* _O QUE FAZER_
• 1. Devolva, do texto sobre a liturgia deste domingo, o trecho que vai de "A liturgia deste" até "e ao mundo.", sem mudar nada.
• 2. No texto sobre a liturgia deste domingo, que traços fazem da comunidade cristã de Jerusalém a comunidade ideal? Responda em uma a três frases.

* _TRECHO DE ORIGEM_

--------

A liturgia deste domingo apresenta-nos essa
comunidade de Homens Novos que nasce da cruz e da ressurreição de Jesus: a
Igreja. A sua missão consiste em revelar aos homens a vida nova que brota da
ressurreição.
Na primeira leitura temos, na “fotografia” da
comunidade cristã de Jerusalém, os traços da comunidade ideal: é uma comunidade
fraterna, preocupada em conhecer Jesus e a sua proposta de salvação, que se
reúne para louvar o seu Senhor na oração e na Eucaristia, que vive na partilha,
na doação e no serviço e que testemunha – com gestos concretos – a salvação que
Jesus veio propor aos homens e ao mundo.

--------

* _AMOSTRA DE DADOS_

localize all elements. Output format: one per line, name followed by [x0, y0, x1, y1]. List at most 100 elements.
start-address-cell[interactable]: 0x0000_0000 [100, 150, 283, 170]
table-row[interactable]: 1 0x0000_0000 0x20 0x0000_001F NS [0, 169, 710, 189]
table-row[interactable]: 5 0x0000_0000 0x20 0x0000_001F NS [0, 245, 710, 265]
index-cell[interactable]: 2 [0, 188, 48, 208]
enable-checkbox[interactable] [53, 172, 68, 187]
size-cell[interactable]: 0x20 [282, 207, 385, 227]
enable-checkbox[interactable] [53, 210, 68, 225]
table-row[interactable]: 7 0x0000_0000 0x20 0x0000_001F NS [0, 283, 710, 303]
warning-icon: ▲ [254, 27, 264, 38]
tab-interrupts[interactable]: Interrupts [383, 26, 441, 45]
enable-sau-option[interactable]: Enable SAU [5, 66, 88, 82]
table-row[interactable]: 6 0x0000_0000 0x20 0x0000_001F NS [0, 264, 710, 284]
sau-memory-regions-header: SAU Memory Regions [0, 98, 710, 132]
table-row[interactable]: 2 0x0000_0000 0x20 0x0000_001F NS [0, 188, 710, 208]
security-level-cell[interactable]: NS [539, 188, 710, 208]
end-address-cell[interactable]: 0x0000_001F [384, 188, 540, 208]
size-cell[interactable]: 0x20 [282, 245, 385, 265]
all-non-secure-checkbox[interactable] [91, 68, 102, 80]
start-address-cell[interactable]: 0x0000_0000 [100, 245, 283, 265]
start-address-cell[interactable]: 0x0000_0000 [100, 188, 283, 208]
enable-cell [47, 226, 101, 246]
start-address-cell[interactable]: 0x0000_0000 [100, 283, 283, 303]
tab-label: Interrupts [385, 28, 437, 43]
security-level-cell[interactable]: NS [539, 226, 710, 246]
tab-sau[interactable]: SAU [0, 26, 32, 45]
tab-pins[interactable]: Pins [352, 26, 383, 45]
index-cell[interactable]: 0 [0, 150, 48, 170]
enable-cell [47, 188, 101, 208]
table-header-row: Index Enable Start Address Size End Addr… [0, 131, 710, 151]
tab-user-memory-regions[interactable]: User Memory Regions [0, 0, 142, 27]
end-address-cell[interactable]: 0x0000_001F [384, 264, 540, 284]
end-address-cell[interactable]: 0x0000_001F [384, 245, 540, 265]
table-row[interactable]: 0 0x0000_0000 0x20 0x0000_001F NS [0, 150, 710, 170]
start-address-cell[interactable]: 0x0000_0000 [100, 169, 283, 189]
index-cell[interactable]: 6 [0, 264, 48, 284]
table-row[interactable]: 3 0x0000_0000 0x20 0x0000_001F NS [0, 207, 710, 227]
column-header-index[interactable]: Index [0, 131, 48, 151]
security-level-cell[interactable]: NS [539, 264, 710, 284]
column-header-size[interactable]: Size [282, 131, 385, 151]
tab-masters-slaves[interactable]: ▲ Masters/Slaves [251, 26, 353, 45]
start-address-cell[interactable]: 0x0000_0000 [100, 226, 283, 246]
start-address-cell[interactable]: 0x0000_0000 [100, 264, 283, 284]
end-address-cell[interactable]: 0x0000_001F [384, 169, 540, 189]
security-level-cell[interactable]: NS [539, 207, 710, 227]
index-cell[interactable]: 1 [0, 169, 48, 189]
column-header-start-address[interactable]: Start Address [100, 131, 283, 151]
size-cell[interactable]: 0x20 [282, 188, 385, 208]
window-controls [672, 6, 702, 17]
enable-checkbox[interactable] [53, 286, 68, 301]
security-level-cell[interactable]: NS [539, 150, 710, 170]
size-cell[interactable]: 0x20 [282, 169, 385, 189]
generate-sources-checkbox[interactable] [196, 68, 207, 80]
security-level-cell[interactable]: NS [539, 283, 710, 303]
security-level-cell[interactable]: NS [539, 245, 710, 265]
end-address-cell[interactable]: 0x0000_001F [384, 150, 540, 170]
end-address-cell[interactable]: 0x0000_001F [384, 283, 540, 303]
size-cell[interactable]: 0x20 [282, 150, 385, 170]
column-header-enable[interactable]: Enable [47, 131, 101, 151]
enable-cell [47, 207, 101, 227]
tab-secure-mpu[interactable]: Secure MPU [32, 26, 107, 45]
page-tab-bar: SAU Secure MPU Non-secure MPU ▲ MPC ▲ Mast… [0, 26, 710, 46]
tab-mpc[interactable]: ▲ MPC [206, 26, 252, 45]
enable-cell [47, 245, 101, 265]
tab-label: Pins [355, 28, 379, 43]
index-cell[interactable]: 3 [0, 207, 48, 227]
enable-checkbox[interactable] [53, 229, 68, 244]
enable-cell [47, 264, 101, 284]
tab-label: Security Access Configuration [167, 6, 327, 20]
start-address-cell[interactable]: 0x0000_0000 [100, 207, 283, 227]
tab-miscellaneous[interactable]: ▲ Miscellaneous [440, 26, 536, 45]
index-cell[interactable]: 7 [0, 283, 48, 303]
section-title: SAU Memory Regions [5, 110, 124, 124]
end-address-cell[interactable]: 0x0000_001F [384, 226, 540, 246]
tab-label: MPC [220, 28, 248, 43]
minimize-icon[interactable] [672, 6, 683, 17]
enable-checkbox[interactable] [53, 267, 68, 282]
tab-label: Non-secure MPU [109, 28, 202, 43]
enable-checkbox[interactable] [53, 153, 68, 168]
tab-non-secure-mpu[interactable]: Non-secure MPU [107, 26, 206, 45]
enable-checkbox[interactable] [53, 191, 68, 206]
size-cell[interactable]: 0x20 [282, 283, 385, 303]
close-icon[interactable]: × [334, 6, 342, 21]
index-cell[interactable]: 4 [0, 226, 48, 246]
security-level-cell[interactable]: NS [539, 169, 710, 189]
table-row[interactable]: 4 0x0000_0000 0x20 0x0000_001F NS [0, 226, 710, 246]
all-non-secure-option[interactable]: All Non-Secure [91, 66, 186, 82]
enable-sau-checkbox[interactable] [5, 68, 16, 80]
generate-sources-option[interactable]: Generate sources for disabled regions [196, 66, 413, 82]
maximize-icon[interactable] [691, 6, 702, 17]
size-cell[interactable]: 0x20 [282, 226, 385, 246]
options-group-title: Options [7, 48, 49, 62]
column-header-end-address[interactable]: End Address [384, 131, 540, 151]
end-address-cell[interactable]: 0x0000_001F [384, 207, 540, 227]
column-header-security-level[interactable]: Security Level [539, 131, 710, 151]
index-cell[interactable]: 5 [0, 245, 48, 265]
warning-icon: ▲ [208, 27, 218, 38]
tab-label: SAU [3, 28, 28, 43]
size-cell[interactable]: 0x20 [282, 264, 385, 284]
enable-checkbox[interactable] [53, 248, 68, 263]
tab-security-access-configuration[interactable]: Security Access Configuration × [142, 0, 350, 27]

--------

* _RESPOSTAS_
• 1.
A liturgia deste domingo apresenta-nos essa
comunidade de Homens Novos que nasce da cruz e da ressurreição de Jesus: a
Igreja. A sua missão consiste em revelar aos homens a vida nova que brota da
ressurreição.
Na primeira leitura temos, na “fotografia” da
comunidade cristã de Jerusalém, os traços da comunidade ideal: é uma comunidade
fraterna, preocupada em conhecer Jesus e a sua proposta de salvação, que se
reúne para louvar o seu Senhor na oração e na Eucaristia, que vive na partilha,
na doação e no serviço e que testemunha – com gestos concretos – a salvação que
Jesus veio propor aos homens e ao mundo.

• 2. É uma comunidade fraterna, preocupada em conhecer Jesus e a sua proposta de salvação, que se reúne para louvar o seu Senhor na oração e na Eucaristia. Vive na partilha, na doação e no serviço e testemunha com gestos concretos a salvação que Jesus veio propor aos homens e ao mundo.